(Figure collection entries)
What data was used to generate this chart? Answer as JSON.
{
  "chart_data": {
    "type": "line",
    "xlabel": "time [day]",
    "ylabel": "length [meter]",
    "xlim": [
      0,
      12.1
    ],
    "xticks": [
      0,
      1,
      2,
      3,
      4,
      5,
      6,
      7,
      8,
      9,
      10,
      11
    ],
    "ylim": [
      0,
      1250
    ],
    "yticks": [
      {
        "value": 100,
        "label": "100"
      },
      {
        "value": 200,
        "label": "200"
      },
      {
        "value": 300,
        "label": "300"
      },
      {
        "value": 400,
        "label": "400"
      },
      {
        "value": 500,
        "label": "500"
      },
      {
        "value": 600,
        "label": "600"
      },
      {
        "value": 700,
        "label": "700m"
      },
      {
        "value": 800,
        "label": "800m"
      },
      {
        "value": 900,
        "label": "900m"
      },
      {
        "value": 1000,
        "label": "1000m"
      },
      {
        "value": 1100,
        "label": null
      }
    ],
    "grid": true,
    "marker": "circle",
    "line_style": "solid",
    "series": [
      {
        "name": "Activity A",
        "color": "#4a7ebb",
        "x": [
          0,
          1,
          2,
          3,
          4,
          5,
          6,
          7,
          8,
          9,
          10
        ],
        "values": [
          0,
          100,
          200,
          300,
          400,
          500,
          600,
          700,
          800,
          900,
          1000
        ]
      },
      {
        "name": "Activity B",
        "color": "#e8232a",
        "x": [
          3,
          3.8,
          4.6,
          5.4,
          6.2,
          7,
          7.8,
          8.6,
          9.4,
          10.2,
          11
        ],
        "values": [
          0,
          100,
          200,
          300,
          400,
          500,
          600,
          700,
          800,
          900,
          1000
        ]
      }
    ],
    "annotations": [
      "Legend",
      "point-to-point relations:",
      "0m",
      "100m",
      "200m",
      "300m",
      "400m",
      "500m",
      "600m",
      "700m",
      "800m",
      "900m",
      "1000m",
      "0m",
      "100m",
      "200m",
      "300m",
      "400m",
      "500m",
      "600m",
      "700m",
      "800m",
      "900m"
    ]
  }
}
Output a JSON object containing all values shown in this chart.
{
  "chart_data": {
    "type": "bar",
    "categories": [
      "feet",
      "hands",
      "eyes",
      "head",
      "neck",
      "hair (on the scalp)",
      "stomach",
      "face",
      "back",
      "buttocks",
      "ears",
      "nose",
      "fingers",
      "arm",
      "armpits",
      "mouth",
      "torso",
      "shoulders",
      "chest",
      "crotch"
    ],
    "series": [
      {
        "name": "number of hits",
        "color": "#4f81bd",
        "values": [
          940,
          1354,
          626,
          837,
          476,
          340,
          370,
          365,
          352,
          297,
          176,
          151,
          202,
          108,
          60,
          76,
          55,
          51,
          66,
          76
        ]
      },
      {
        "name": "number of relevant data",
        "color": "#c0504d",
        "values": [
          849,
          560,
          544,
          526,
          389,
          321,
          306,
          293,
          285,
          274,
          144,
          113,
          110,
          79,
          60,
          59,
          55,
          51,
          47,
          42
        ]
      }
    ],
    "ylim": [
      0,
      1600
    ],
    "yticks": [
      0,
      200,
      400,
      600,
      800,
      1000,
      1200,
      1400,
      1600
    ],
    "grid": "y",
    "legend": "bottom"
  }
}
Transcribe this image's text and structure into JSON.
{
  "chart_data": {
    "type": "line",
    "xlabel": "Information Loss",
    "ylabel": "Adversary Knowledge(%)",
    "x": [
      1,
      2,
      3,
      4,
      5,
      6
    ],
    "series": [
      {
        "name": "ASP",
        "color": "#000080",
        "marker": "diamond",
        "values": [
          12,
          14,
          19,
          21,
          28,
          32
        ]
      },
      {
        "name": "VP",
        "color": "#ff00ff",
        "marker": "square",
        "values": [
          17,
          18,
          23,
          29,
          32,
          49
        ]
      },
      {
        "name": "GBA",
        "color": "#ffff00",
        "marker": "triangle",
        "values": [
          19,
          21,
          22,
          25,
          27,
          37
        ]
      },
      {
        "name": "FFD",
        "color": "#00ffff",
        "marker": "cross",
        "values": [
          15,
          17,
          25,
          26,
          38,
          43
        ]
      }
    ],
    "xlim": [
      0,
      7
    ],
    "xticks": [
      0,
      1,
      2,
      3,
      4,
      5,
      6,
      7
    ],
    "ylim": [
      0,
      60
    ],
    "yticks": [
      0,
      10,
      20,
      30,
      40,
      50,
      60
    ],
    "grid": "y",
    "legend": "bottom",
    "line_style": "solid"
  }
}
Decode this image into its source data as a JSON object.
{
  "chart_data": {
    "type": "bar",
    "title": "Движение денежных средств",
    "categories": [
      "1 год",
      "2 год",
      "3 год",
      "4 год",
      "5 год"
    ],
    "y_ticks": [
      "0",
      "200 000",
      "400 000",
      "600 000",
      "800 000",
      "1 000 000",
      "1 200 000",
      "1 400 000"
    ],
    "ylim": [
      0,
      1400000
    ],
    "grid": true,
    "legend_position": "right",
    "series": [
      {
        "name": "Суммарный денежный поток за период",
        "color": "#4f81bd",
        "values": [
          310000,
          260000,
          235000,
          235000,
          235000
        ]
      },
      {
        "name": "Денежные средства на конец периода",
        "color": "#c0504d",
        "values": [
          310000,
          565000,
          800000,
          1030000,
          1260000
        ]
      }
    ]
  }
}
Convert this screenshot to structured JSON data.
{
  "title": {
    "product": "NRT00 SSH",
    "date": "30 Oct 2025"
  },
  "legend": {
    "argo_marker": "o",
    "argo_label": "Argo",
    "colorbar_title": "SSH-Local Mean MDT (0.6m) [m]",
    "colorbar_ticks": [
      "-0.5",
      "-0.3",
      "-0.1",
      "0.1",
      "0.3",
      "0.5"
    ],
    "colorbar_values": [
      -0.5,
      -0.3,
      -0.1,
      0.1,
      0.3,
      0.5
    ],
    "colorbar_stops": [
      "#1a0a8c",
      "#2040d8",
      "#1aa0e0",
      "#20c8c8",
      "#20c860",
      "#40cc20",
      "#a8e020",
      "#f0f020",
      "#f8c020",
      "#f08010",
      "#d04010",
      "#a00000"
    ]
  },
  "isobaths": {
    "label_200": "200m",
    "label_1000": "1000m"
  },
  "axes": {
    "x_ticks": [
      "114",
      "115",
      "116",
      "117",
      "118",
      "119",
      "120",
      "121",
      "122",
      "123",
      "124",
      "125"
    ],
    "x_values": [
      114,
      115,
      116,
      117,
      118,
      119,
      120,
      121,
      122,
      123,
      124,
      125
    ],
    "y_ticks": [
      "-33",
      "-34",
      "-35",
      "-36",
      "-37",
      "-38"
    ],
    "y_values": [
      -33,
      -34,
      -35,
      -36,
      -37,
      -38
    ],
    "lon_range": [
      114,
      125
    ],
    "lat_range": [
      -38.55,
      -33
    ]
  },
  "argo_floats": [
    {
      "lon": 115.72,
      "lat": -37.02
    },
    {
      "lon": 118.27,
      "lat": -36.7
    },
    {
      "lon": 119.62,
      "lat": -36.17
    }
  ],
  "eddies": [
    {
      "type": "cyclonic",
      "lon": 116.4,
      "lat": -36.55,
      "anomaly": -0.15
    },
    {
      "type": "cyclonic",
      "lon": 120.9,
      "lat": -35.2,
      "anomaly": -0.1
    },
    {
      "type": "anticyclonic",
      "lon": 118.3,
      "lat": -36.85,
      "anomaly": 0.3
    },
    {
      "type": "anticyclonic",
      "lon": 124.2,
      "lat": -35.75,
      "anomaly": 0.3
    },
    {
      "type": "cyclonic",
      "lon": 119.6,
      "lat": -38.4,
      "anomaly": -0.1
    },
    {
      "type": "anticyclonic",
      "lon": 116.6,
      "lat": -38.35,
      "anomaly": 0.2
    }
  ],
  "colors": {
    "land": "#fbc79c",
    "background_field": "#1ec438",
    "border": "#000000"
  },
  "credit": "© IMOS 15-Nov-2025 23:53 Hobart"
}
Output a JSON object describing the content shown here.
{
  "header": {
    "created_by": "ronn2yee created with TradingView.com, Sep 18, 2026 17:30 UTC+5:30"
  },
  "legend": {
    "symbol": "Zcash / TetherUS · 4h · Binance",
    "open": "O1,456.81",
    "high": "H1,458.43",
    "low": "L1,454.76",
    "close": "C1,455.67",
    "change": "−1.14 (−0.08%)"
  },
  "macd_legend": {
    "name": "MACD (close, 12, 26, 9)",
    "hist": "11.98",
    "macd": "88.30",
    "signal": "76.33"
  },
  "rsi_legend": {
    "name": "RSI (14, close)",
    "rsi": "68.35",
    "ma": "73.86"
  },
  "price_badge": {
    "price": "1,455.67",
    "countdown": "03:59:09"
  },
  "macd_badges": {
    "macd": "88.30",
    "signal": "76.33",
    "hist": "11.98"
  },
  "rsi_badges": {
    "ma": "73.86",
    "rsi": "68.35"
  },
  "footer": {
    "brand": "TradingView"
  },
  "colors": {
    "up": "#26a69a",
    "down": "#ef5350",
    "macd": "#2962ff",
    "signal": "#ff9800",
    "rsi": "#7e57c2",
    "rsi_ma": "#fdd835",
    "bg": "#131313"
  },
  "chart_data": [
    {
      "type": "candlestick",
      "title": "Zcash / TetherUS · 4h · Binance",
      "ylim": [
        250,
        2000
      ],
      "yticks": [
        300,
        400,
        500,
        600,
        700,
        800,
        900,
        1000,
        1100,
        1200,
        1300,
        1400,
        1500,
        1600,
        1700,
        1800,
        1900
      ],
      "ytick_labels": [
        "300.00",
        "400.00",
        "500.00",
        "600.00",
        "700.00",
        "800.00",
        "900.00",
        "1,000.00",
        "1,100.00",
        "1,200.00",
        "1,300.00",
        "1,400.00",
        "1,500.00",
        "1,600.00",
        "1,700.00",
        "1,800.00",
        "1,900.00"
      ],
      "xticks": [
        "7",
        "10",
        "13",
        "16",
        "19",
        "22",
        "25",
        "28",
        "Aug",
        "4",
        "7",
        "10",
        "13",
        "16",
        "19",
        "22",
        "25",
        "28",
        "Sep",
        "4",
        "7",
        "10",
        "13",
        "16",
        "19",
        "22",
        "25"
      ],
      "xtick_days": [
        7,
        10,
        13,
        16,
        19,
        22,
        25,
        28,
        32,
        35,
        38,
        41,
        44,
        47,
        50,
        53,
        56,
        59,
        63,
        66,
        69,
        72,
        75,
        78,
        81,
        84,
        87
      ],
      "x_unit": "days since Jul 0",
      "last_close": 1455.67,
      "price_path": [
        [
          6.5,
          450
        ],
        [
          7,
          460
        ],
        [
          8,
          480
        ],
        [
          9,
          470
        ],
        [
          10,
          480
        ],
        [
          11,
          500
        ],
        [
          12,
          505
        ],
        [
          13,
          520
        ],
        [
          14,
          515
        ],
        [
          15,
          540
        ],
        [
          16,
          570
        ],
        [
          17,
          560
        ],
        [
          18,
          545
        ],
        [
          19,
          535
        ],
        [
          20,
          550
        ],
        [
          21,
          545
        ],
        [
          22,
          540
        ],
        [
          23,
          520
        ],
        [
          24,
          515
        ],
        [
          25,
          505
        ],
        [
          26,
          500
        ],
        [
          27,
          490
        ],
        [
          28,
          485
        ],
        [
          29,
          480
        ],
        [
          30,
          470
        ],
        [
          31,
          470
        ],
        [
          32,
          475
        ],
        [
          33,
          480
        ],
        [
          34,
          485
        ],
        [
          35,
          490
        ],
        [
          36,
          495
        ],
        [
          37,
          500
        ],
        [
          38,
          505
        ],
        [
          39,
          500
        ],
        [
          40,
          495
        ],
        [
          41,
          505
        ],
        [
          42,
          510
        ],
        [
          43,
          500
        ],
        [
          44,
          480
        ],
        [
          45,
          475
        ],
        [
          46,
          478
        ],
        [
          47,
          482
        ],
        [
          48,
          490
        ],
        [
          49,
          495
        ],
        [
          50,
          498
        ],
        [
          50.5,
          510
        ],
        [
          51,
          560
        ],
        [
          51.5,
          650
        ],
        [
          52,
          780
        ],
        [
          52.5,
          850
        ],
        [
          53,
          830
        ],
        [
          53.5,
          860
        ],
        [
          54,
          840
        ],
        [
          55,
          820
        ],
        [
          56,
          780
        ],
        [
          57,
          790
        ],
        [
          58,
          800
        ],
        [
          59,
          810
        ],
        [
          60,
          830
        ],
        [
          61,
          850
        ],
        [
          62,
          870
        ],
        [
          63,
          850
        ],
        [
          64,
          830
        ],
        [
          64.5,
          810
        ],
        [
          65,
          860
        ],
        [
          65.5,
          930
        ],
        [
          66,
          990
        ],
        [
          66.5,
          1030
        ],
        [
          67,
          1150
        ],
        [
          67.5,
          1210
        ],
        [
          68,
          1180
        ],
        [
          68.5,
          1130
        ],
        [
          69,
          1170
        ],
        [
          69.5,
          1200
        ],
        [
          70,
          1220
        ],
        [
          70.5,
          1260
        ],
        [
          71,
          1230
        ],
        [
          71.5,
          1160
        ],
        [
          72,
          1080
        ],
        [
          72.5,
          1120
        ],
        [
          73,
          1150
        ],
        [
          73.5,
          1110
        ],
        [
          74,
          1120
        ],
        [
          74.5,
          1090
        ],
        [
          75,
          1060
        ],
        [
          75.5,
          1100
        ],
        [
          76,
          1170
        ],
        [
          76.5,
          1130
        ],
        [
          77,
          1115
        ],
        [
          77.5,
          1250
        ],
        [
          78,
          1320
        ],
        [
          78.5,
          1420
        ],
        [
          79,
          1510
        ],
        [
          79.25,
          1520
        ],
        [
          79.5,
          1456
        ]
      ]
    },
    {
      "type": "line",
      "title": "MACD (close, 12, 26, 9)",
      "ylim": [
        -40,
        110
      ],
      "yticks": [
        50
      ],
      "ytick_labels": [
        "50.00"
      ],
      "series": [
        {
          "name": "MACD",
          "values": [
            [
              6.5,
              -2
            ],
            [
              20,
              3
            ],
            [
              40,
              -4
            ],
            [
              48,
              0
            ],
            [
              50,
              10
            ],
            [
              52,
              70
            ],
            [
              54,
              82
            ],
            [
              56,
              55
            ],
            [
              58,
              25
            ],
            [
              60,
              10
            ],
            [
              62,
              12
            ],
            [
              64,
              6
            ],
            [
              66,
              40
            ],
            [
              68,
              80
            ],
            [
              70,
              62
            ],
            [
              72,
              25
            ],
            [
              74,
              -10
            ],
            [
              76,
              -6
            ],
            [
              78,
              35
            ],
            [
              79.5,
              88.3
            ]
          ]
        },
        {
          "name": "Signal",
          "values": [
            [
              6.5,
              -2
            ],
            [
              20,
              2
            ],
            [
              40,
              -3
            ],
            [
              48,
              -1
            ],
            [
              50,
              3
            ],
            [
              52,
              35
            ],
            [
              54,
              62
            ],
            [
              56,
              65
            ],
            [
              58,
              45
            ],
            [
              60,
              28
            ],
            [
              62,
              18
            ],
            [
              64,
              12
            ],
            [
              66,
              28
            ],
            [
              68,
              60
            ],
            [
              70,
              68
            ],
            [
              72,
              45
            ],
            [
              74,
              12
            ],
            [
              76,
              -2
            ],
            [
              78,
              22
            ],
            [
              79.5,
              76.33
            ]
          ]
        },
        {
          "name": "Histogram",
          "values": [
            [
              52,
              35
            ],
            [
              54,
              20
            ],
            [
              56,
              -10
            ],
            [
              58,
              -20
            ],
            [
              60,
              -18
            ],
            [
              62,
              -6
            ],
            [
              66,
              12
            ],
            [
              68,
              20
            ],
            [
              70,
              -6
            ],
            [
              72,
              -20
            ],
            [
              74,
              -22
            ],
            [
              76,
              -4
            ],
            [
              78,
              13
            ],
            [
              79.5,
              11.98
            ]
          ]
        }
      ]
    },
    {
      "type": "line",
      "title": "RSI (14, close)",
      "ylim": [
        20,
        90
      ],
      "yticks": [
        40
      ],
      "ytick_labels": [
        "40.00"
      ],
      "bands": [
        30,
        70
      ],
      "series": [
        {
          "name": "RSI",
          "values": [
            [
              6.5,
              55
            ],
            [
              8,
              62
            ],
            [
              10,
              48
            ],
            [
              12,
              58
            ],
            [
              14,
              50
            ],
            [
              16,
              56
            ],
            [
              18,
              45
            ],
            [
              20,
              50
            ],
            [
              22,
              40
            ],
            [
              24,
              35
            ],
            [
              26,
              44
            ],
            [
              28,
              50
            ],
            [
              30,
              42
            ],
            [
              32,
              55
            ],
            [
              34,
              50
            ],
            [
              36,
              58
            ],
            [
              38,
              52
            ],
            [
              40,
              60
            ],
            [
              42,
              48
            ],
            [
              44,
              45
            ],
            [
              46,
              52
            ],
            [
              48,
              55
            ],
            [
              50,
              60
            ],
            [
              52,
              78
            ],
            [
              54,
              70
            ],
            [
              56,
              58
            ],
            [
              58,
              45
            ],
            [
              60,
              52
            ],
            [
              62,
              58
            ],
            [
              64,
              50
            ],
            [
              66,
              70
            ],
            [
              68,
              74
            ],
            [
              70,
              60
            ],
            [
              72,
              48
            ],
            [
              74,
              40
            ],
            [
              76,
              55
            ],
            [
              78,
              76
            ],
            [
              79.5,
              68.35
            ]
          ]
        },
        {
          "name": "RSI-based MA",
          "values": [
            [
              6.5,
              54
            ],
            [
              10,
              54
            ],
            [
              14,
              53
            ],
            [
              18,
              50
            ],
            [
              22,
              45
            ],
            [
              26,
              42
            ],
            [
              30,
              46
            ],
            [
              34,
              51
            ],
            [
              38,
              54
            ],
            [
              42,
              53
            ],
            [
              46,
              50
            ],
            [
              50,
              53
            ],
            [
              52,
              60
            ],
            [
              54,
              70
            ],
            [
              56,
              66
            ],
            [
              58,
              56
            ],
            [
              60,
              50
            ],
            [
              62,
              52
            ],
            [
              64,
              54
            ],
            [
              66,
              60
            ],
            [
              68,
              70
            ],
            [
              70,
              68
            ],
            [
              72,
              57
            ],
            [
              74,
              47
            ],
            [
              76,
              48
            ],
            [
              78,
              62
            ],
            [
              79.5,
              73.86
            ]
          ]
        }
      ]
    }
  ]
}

• Problem details:
Every line in the data that holds "JSON" should be copied out.

• Task result:
What data was used to generate this chart? Answer as JSON.
Output a JSON object containing all values shown in this chart.
Transcribe this image's text and structure into JSON.
Decode this image into its source data as a JSON object.
Convert this screenshot to structured JSON data.
Output a JSON object describing the content shown here.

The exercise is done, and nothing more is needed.